**Given data**
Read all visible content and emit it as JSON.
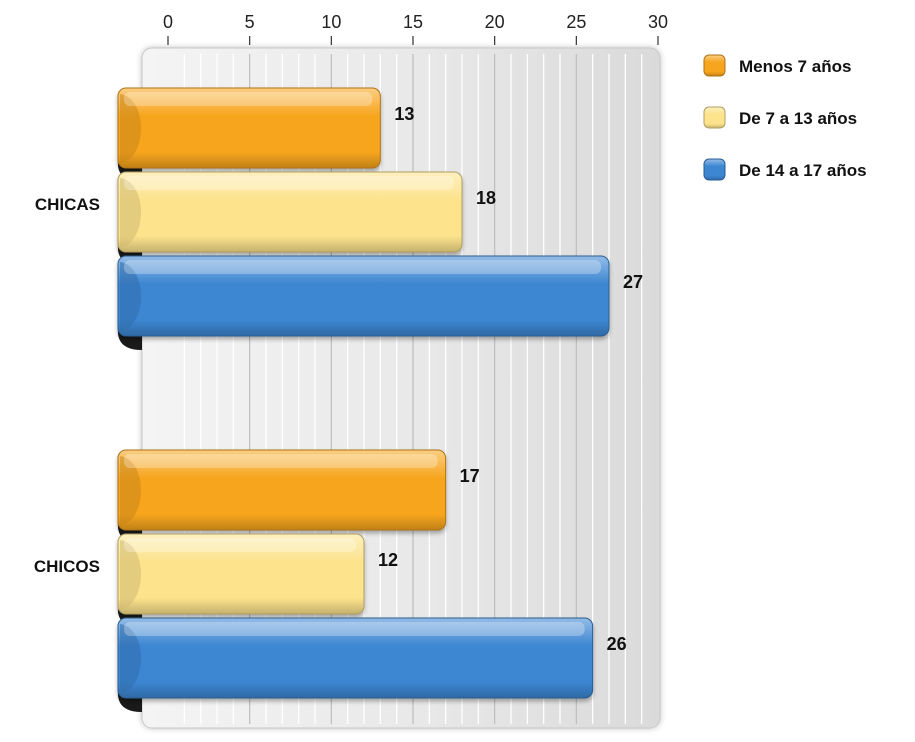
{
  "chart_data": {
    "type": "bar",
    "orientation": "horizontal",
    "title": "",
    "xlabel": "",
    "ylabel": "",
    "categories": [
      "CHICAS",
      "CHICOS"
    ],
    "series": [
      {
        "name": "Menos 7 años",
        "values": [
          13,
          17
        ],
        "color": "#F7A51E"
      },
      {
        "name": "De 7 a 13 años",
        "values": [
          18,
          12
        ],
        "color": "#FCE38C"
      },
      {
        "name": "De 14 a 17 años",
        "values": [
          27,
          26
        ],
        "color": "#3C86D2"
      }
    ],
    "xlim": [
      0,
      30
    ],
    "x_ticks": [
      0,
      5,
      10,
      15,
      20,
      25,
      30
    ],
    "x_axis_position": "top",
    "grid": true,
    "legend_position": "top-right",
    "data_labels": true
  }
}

...

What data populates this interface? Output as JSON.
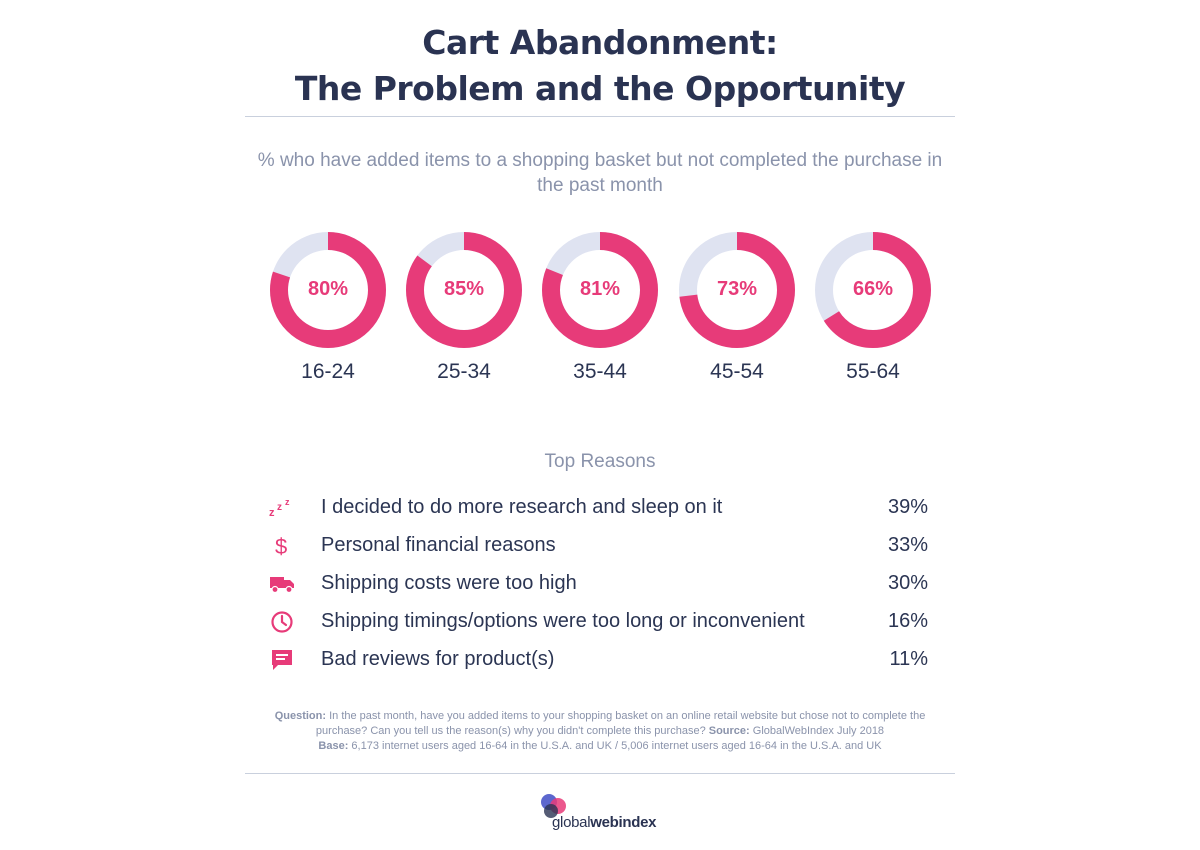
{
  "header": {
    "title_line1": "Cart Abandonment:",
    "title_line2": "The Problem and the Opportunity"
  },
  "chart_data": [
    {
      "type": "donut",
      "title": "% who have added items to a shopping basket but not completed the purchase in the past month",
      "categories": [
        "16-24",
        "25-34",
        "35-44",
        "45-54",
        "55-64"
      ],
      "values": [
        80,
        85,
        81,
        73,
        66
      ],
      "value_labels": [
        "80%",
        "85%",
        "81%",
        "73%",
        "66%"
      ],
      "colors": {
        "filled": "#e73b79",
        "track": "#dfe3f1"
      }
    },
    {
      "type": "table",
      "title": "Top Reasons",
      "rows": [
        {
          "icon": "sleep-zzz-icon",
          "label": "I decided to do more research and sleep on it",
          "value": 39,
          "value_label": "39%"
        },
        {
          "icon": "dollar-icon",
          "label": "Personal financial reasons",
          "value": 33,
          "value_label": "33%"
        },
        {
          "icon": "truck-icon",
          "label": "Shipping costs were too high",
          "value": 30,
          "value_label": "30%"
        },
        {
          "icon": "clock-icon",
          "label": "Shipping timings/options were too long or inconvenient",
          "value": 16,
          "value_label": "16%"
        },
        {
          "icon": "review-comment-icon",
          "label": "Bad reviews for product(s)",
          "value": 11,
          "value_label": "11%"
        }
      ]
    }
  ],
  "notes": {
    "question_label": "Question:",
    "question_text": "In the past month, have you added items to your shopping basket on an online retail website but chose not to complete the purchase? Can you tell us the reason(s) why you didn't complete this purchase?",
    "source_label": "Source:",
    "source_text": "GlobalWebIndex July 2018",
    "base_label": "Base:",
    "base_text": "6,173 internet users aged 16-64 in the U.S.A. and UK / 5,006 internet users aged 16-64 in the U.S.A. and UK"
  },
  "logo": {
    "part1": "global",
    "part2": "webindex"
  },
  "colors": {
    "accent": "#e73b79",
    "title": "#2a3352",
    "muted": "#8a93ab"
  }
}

* * *

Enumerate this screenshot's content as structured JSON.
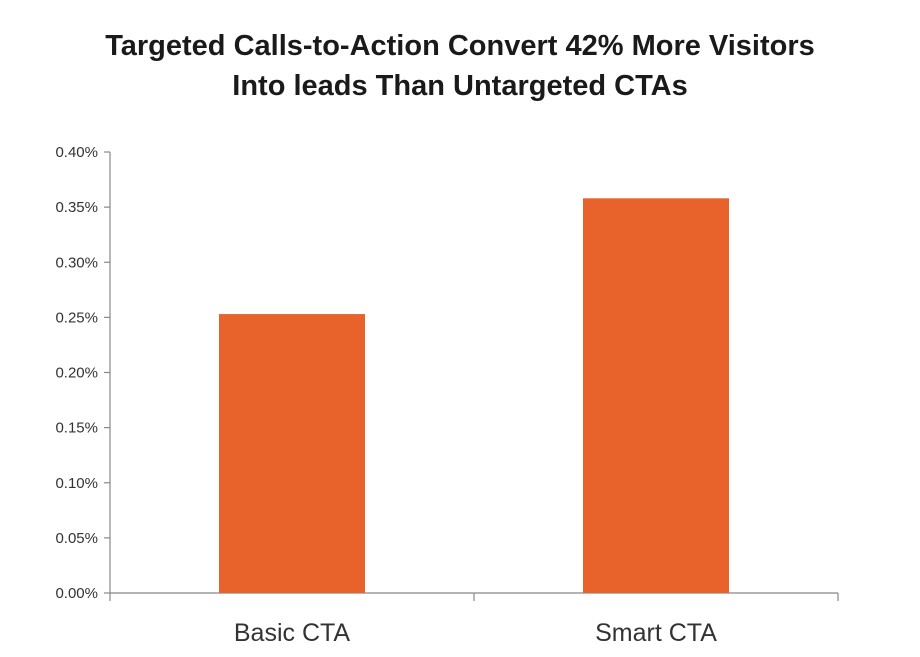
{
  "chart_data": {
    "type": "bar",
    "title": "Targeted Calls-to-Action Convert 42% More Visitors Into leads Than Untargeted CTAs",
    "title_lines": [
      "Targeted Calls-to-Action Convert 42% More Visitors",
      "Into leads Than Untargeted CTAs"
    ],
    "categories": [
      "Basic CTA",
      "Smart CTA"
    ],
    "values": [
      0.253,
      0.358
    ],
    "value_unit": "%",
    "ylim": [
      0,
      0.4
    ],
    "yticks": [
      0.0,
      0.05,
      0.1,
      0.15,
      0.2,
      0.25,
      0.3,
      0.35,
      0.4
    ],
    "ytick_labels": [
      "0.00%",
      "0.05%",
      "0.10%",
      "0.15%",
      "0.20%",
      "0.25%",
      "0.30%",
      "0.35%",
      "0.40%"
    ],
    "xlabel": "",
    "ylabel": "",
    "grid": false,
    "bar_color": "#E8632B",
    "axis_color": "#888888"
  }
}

**Exercise requirements**
Go through the records and pull out each line that includes the word "años".

**Solution for this problem**
        "name": "Menos 7 años",
        "name": "De 7 a 13 años",
        "name": "De 14 a 17 años",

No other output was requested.